● PROBLEM REQUIREMENTS: Switch "Female Unemployment" to "Jobless Women" in the entries starting at the line that contains "data-point-pima [188, 661, 207, 681]" and ending at the line that contains "data-point-bhutanese [332, 808, 351, 827]". Give only those lines again, with nothing else changed.

● PROVIDED DATA:
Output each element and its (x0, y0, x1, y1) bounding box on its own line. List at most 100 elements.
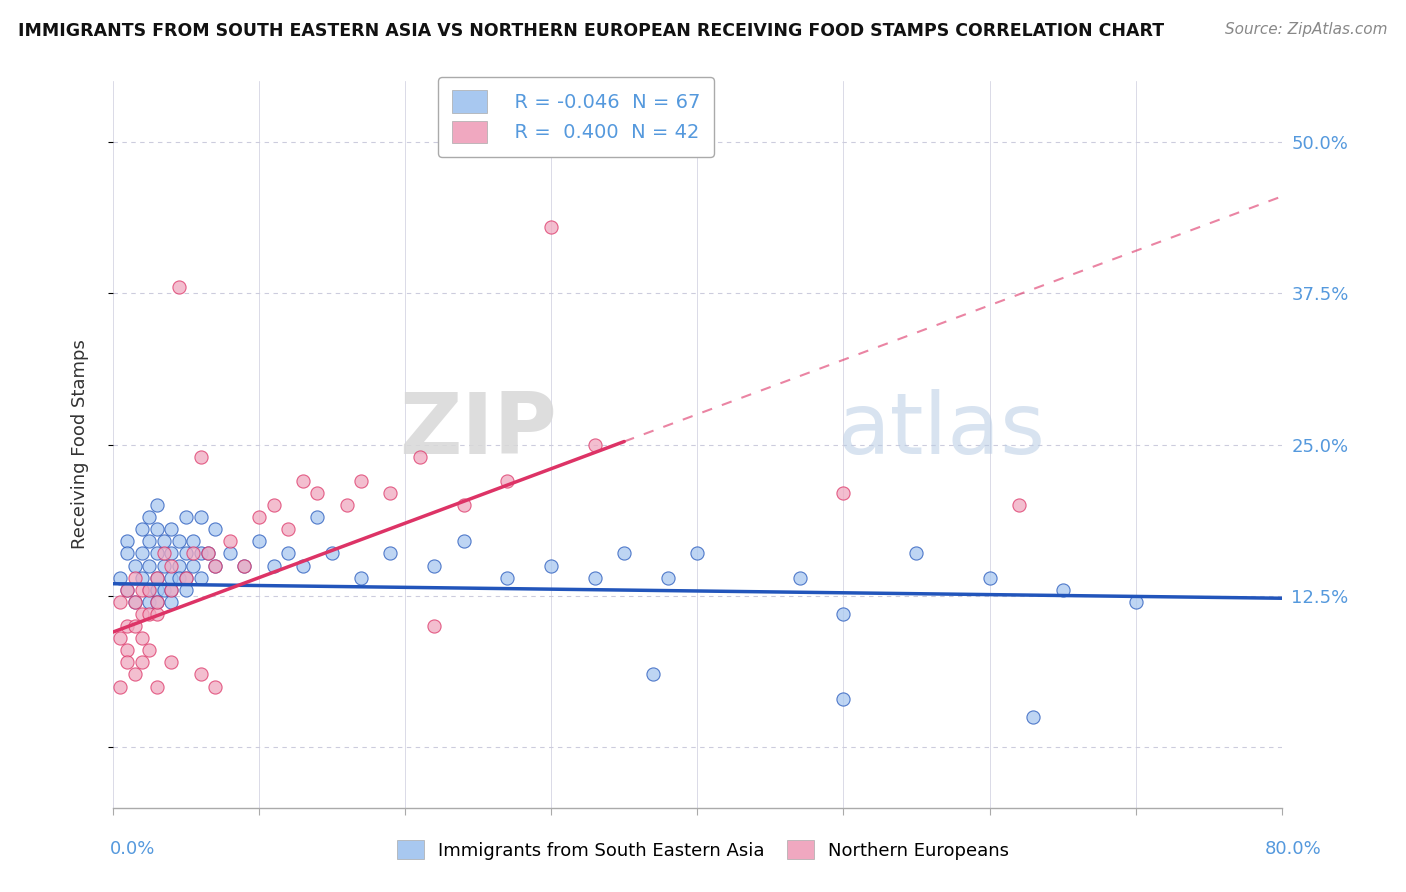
Point (583, 437, 606, 451)
Point (350, 474, 373, 488)
Point (167, 280, 190, 294)
Point (124, 558, 146, 573)
Point (204, 558, 226, 573)
Point (190, 571, 212, 585)
Point (131, 546, 153, 560)
Point (583, 571, 606, 585)
Point (263, 498, 285, 512)
Point (453, 534, 475, 549)
Point (145, 571, 167, 585)
Point (291, 558, 314, 573)
Point (138, 582, 160, 597)
Point (117, 656, 139, 670)
Point (307, 510, 329, 524)
Text: atlas: atlas (838, 389, 1046, 472)
Point (496, 571, 519, 585)
Text: IMMIGRANTS FROM SOUTH EASTERN ASIA VS NORTHERN EUROPEAN RECEIVING FOOD STAMPS CO: IMMIGRANTS FROM SOUTH EASTERN ASIA VS NO… (18, 22, 1164, 40)
Point (643, 667, 665, 681)
Text: 0.0%: 0.0% (110, 840, 155, 858)
Point (540, 219, 562, 234)
Point (153, 582, 176, 597)
Point (124, 619, 146, 633)
Point (204, 558, 226, 573)
Point (174, 571, 197, 585)
Point (1022, 710, 1045, 724)
Point (613, 546, 636, 560)
Point (145, 582, 167, 597)
Point (160, 582, 183, 597)
Point (124, 667, 146, 681)
Point (174, 546, 197, 560)
Point (496, 474, 519, 488)
Point (108, 631, 131, 645)
Text: Source: ZipAtlas.com: Source: ZipAtlas.com (1225, 22, 1388, 37)
Point (197, 546, 219, 560)
Point (832, 486, 855, 500)
Point (190, 510, 212, 524)
Point (686, 546, 709, 560)
Point (453, 498, 475, 512)
Point (145, 546, 167, 560)
Text: ZIP: ZIP (399, 389, 557, 472)
Point (138, 582, 160, 597)
Point (181, 546, 204, 560)
Y-axis label: Receiving Food Stamps: Receiving Food Stamps (72, 340, 89, 549)
Point (263, 558, 285, 573)
Point (832, 691, 855, 706)
Point (247, 510, 270, 524)
Point (247, 534, 270, 549)
Point (117, 619, 139, 633)
Point (174, 510, 197, 524)
Point (145, 680, 167, 694)
Point (160, 558, 183, 573)
Point (145, 571, 167, 585)
Point (117, 534, 139, 549)
Point (174, 571, 197, 585)
Legend:   R = -0.046  N = 67,   R =  0.400  N = 42: R = -0.046 N = 67, R = 0.400 N = 42 (439, 77, 714, 157)
Point (117, 546, 139, 560)
Point (174, 582, 197, 597)
Text: 80.0%: 80.0% (1265, 840, 1322, 858)
Point (380, 486, 402, 500)
Point (167, 571, 190, 585)
Point (145, 498, 167, 512)
Point (160, 522, 183, 536)
Point (131, 656, 153, 670)
Point (131, 607, 153, 621)
Point (160, 656, 183, 670)
Point (117, 582, 139, 597)
Point (131, 631, 153, 645)
Legend: Immigrants from South Eastern Asia, Northern Europeans: Immigrants from South Eastern Asia, Nort… (389, 833, 1017, 867)
Point (138, 558, 160, 573)
Point (108, 571, 131, 585)
Point (423, 619, 446, 633)
Point (233, 558, 256, 573)
Point (408, 450, 430, 464)
Point (117, 643, 139, 657)
Point (218, 546, 240, 560)
Point (160, 546, 183, 560)
Point (138, 643, 160, 657)
Point (832, 607, 855, 621)
Point (124, 595, 146, 609)
Point (131, 522, 153, 536)
Point (145, 607, 167, 621)
Point (197, 546, 219, 560)
Point (423, 558, 446, 573)
Point (145, 595, 167, 609)
Point (789, 571, 811, 585)
Point (277, 522, 299, 536)
Point (204, 680, 226, 694)
Point (350, 571, 373, 585)
Point (131, 571, 153, 585)
Point (657, 571, 679, 585)
Point (153, 558, 176, 573)
Point (145, 522, 167, 536)
Point (277, 546, 299, 560)
Point (181, 558, 204, 573)
Point (167, 534, 190, 549)
Point (145, 595, 167, 609)
Point (1125, 595, 1147, 609)
Point (138, 510, 160, 524)
Point (160, 595, 183, 609)
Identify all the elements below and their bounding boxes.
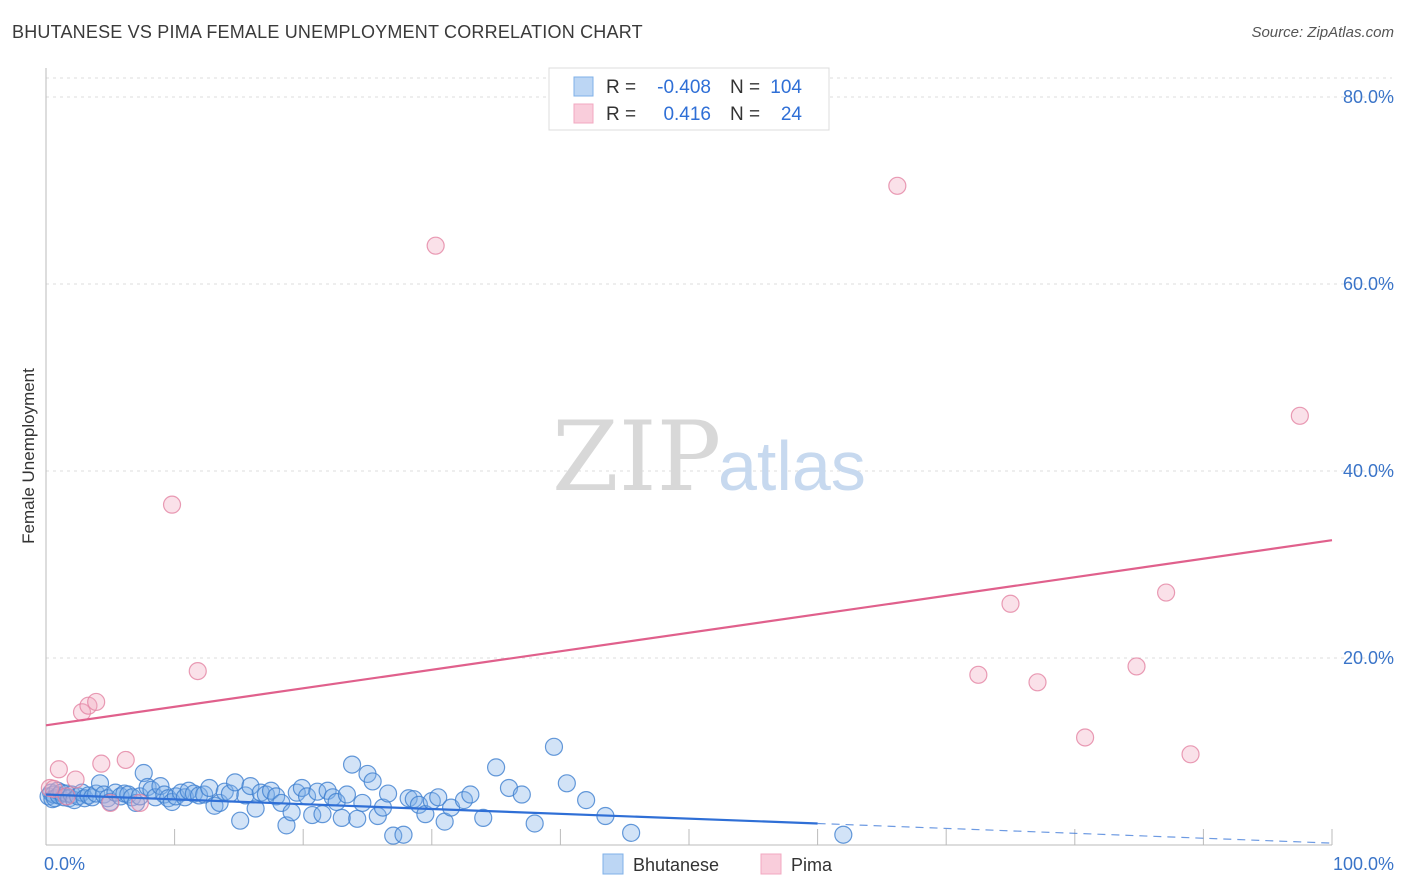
data-point-pima [188, 661, 207, 681]
data-point-bhutanese [512, 785, 531, 804]
y-axis-label: Female Unemployment [19, 368, 38, 544]
legend-r-value: 0.416 [663, 104, 711, 125]
data-point-bhutanese [337, 785, 357, 804]
data-point-pima [1290, 406, 1309, 425]
data-point-bhutanese [342, 755, 362, 774]
data-point-bhutanese [332, 808, 351, 827]
data-point-pima [426, 236, 445, 255]
data-point-bhutanese [834, 825, 853, 844]
stats-legend: R = -0.408 N = 104 R = 0.416 N = 24 [548, 67, 830, 131]
bottom-legend-swatch-pima [760, 853, 782, 875]
data-point-bhutanese [313, 805, 332, 824]
series-legend: Bhutanese Pima [602, 853, 833, 875]
data-point-pima [888, 176, 907, 195]
legend-n-value: 24 [781, 104, 803, 125]
y-tick-label: 20.0% [1343, 648, 1394, 668]
data-point-bhutanese [394, 825, 413, 844]
data-point-pima [49, 760, 68, 779]
series-bhutanese [39, 737, 853, 845]
data-point-pima [87, 692, 106, 712]
data-point-pima [116, 750, 135, 770]
data-point-pima [1127, 657, 1146, 676]
legend-r-label: R = [606, 77, 636, 98]
series-pima [40, 176, 1309, 813]
data-point-bhutanese [87, 784, 106, 803]
data-point-bhutanese [282, 803, 301, 822]
data-point-bhutanese [353, 793, 372, 813]
data-point-bhutanese [130, 787, 149, 806]
bottom-legend-swatch-bhutanese [602, 853, 624, 875]
bottom-legend-label-pima: Pima [791, 855, 833, 875]
data-point-bhutanese [90, 774, 110, 793]
legend-n-value: 104 [770, 77, 802, 98]
data-point-pima [1028, 673, 1047, 692]
data-point-bhutanese [487, 758, 506, 777]
trendline-extension-bhutanese [817, 822, 1333, 844]
y-tick-label: 60.0% [1343, 274, 1394, 294]
data-point-bhutanese [348, 809, 367, 828]
bottom-legend-label-bhutanese: Bhutanese [633, 855, 719, 875]
data-point-bhutanese [363, 772, 382, 791]
data-point-bhutanese [461, 785, 480, 804]
y-tick-label: 80.0% [1343, 87, 1394, 107]
data-point-pima [1181, 745, 1200, 764]
data-point-bhutanese [225, 773, 245, 792]
legend-n-label: N = [730, 104, 760, 125]
data-point-pima [92, 754, 111, 773]
data-point-bhutanese [236, 786, 255, 805]
grid-lines [46, 77, 1392, 659]
data-point-bhutanese [134, 763, 153, 783]
trendline-pima [45, 539, 1333, 727]
trendline-bhutanese [45, 793, 818, 825]
data-point-bhutanese [525, 814, 544, 833]
data-point-bhutanese [577, 791, 596, 810]
data-point-bhutanese [378, 784, 398, 803]
data-point-bhutanese [261, 781, 281, 800]
legend-swatch-pima [573, 103, 594, 124]
data-point-bhutanese [399, 789, 418, 808]
data-point-pima [1001, 594, 1020, 613]
data-point-bhutanese [544, 737, 564, 756]
chart-title: BHUTANESE VS PIMA FEMALE UNEMPLOYMENT CO… [12, 22, 643, 42]
x-axis-ticks [174, 829, 1333, 845]
data-point-bhutanese [241, 776, 260, 796]
trend-lines [45, 539, 1333, 844]
legend-n-label: N = [730, 77, 760, 98]
data-point-pima [66, 770, 85, 789]
data-point-pima [969, 665, 988, 684]
data-point-bhutanese [622, 823, 641, 842]
source-credit: Source: ZipAtlas.com [1251, 24, 1394, 41]
watermark-atlas: atlas [718, 427, 866, 505]
data-point-pima [1075, 728, 1095, 747]
data-point-bhutanese [474, 808, 493, 827]
legend-r-value: -0.408 [657, 77, 711, 98]
data-point-bhutanese [429, 788, 448, 807]
legend-r-label: R = [606, 104, 636, 125]
y-tick-labels: 20.0% 40.0% 60.0% 80.0% [1343, 87, 1394, 668]
y-tick-label: 40.0% [1343, 461, 1394, 481]
legend-swatch-bhutanese [573, 76, 594, 97]
data-point-bhutanese [557, 774, 576, 793]
data-point-bhutanese [231, 811, 250, 830]
data-point-pima [101, 793, 120, 813]
x-tick-label-min: 0.0% [44, 854, 85, 874]
x-tick-label-max: 100.0% [1333, 854, 1394, 874]
data-point-pima [162, 495, 182, 514]
data-point-bhutanese [200, 778, 219, 798]
watermark-zip: ZIP [552, 401, 721, 513]
data-point-pima [1157, 583, 1176, 602]
legend-box [548, 67, 830, 131]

● RESULT:
data-point-pima [188, 661, 207, 681]
data-point-bhutanese [512, 785, 531, 804]
y-axis-label: Jobless Women [19, 368, 38, 544]
legend-r-value: 0.416 [663, 104, 711, 125]
data-point-bhutanese [337, 785, 357, 804]
data-point-pima [1290, 406, 1309, 425]
data-point-bhutanese [342, 755, 362, 774]
data-point-bhutanese [332, 808, 351, 827]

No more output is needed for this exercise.